Reproduce every line of the entries below without changing anything, leaving out the pictures.

*****

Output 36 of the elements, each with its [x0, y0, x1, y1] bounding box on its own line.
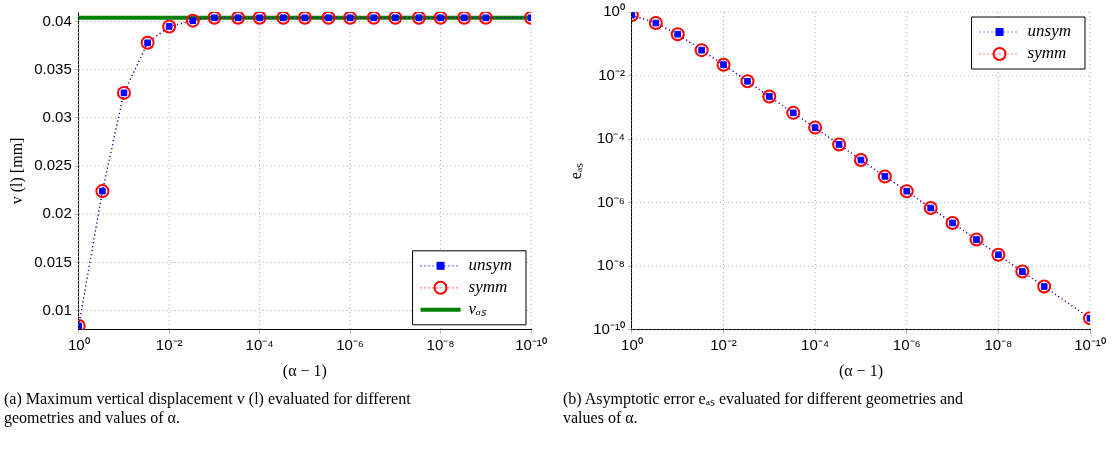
- y-tick-label: 10⁻⁶: [597, 192, 625, 210]
- x-axis-title: (α − 1): [282, 361, 327, 380]
- x-tick-label: 10⁻¹⁰: [1074, 335, 1106, 353]
- legend-label: symm: [1027, 43, 1067, 63]
- y-tick-label: 0.015: [34, 252, 72, 270]
- y-tick-label: 0.01: [42, 300, 72, 318]
- y-tick-label: 0.025: [34, 156, 72, 174]
- x-axis-title: (α − 1): [838, 361, 883, 380]
- legend-label: unsym: [1027, 21, 1072, 41]
- x-tick-label: 10⁻¹⁰: [515, 335, 547, 353]
- y-tick-label: 10⁰: [603, 2, 625, 20]
- y-tick-label: 10⁻²: [598, 65, 625, 83]
- text: (a) Maximum vertical displacement v (l) evaluated for different geometries and values of α.: [4, 389, 412, 427]
- y-tick-label: 10⁻⁴: [596, 129, 625, 147]
- x-tick-label: 10⁻⁴: [245, 335, 274, 353]
- y-tick-label: 10⁻¹⁰: [593, 319, 625, 337]
- text: (b) Asymptotic error eₐₛ evaluated for different geometries and values of α.: [563, 389, 965, 427]
- x-tick-label: 10⁻⁶: [892, 335, 921, 353]
- legend-label: symm: [468, 277, 508, 297]
- x-tick-label: 10⁻⁸: [984, 335, 1013, 353]
- x-tick-label: 10⁰: [621, 335, 643, 353]
- y-axis-title: eₐₛ: [566, 162, 584, 180]
- x-tick-label: 10⁻⁸: [426, 335, 455, 353]
- x-tick-label: 10⁻²: [155, 335, 183, 353]
- x-tick-label: 10⁻²: [710, 335, 737, 353]
- x-tick-label: 10⁰: [67, 335, 90, 353]
- y-axis-title: v (l) [mm]: [7, 137, 26, 205]
- x-tick-label: 10⁻⁴: [801, 335, 830, 353]
- y-tick-label: 10⁻⁸: [596, 256, 625, 274]
- y-tick-label: 0.035: [34, 59, 72, 77]
- legend-label: vₐₛ: [468, 299, 488, 319]
- y-tick-label: 0.03: [42, 108, 72, 126]
- x-tick-label: 10⁻⁶: [336, 335, 365, 353]
- y-tick-label: 0.02: [42, 204, 72, 222]
- y-tick-label: 0.04: [42, 11, 72, 29]
- legend-label: unsym: [468, 255, 513, 275]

*****

- _Response to the exercise_:
Output 36 of the elements, each with its [x0, y0, x1, y1] bounding box on its own line.
- y-tick-label: 10⁻⁶: [597, 192, 625, 210]
- x-axis-title: (α − 1): [282, 361, 327, 380]
- x-tick-label: 10⁻¹⁰: [1074, 335, 1106, 353]
- legend-label: symm: [1027, 43, 1067, 63]
- y-tick-label: 0.015: [34, 252, 72, 270]
- y-tick-label: 0.01: [42, 300, 72, 318]
- y-tick-label: 0.025: [34, 156, 72, 174]
- x-axis-title: (α − 1): [838, 361, 883, 380]
- legend-label: unsym: [1027, 21, 1072, 41]
- x-tick-label: 10⁻¹⁰: [515, 335, 547, 353]
- y-tick-label: 10⁰: [603, 2, 625, 20]
- y-tick-label: 10⁻²: [598, 65, 625, 83]
- text: (a) Maximum vertical displacement v (l) evaluated for different geometries and values of α.: [4, 389, 412, 427]
- y-tick-label: 10⁻⁴: [596, 129, 625, 147]
- x-tick-label: 10⁻⁴: [245, 335, 274, 353]
- y-tick-label: 10⁻¹⁰: [593, 319, 625, 337]
- text: (b) Asymptotic error eₐₛ evaluated for different geometries and values of α.: [563, 389, 965, 427]
- x-tick-label: 10⁻⁶: [892, 335, 921, 353]
- legend-label: symm: [468, 277, 508, 297]
- x-tick-label: 10⁻⁸: [984, 335, 1013, 353]
- x-tick-label: 10⁰: [621, 335, 643, 353]
- y-axis-title: eₐₛ: [566, 162, 584, 180]
- x-tick-label: 10⁻⁸: [426, 335, 455, 353]
- x-tick-label: 10⁻²: [155, 335, 183, 353]
- x-tick-label: 10⁻²: [710, 335, 737, 353]
- x-tick-label: 10⁰: [67, 335, 90, 353]
- y-axis-title: v (l) [mm]: [7, 137, 26, 205]
- x-tick-label: 10⁻⁴: [801, 335, 830, 353]
- y-tick-label: 10⁻⁸: [596, 256, 625, 274]
- y-tick-label: 0.035: [34, 59, 72, 77]
- legend-label: vₐₛ: [468, 299, 488, 319]
- y-tick-label: 0.03: [42, 108, 72, 126]
- x-tick-label: 10⁻⁶: [336, 335, 365, 353]
- y-tick-label: 0.02: [42, 204, 72, 222]
- y-tick-label: 0.04: [42, 11, 72, 29]
- legend-label: unsym: [468, 255, 513, 275]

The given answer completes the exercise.